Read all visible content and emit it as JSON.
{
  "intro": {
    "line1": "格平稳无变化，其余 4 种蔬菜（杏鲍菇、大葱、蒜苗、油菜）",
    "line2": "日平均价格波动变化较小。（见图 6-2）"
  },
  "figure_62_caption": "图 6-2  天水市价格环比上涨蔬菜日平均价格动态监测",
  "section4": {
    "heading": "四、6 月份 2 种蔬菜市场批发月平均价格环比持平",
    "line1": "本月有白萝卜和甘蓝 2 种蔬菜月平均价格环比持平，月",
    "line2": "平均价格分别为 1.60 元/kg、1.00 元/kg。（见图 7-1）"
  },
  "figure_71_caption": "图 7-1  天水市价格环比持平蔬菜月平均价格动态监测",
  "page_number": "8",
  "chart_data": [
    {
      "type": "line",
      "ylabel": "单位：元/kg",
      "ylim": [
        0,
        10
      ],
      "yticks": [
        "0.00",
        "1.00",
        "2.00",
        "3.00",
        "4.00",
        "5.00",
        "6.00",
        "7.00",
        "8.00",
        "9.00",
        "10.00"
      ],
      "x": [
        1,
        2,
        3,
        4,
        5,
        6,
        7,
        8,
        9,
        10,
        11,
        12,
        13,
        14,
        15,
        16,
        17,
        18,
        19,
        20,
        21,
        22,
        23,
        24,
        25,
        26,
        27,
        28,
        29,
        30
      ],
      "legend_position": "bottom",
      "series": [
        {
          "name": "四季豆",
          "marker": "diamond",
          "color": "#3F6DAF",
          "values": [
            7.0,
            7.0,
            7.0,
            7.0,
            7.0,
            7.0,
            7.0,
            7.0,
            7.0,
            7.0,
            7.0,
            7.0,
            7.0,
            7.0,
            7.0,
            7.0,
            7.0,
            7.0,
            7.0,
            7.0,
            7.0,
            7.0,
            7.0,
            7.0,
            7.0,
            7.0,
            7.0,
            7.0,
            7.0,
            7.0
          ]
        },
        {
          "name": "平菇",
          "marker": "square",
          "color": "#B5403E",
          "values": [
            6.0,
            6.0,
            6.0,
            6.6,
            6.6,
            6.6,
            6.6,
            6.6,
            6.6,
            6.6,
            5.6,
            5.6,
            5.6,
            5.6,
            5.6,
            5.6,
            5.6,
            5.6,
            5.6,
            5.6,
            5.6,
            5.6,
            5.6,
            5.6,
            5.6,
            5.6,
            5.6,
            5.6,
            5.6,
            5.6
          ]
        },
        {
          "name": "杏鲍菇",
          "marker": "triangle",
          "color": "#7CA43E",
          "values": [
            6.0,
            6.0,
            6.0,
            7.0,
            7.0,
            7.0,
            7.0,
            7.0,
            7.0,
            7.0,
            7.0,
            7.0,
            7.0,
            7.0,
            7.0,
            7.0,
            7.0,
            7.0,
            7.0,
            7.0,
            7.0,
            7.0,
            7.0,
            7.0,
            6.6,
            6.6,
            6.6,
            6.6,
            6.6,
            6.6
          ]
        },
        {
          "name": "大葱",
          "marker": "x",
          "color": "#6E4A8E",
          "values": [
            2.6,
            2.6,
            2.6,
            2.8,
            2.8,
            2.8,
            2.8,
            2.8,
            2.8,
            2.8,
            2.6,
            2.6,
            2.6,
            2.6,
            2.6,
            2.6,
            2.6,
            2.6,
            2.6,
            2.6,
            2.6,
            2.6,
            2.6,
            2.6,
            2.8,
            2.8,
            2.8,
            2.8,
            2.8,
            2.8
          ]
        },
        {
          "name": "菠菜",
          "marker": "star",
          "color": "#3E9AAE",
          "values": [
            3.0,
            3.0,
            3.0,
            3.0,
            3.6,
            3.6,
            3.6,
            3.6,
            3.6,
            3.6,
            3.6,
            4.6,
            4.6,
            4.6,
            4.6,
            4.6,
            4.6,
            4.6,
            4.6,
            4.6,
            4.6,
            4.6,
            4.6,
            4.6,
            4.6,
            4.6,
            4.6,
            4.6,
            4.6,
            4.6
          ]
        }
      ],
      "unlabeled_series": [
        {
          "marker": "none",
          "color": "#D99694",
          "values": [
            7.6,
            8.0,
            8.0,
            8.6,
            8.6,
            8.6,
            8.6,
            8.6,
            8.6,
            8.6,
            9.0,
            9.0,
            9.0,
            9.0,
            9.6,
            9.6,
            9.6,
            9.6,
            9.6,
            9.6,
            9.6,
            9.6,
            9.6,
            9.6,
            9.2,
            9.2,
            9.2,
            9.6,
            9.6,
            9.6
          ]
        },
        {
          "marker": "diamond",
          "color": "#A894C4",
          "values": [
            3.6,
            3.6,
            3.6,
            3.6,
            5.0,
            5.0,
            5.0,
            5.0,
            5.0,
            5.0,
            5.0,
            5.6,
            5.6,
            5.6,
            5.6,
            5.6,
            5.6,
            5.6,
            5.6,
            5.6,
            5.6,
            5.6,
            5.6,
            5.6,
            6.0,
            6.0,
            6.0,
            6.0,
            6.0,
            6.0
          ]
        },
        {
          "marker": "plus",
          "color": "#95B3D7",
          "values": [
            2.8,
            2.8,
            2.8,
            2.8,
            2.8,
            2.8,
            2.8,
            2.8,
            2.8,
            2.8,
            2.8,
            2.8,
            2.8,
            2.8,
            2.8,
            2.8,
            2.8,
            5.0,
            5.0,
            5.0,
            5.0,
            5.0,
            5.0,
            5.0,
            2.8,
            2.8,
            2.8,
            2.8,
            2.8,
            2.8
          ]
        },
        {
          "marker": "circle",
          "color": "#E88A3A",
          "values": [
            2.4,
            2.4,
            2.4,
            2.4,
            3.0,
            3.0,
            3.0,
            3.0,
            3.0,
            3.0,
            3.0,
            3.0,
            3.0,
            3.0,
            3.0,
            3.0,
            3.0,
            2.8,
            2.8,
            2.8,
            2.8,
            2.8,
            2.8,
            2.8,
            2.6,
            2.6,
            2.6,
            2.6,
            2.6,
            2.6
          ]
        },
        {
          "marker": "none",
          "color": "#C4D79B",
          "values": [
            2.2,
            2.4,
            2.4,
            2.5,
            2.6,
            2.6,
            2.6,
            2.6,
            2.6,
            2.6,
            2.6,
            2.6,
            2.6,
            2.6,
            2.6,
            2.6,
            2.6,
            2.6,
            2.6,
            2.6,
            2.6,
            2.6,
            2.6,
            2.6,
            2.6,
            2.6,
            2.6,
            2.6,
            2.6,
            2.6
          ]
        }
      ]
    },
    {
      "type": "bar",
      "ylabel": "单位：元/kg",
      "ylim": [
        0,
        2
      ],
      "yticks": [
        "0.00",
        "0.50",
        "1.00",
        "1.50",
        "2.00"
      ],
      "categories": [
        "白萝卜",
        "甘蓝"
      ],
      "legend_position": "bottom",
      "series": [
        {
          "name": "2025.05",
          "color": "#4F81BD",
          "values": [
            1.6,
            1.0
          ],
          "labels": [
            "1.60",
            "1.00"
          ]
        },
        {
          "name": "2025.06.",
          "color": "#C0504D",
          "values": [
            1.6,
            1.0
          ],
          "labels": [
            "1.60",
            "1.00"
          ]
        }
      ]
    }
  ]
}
------------------------
▶ **Do this**: Note how many lines of the material contain the string "name". Then report that number by itself.

▶ **Solution to this problem**: 7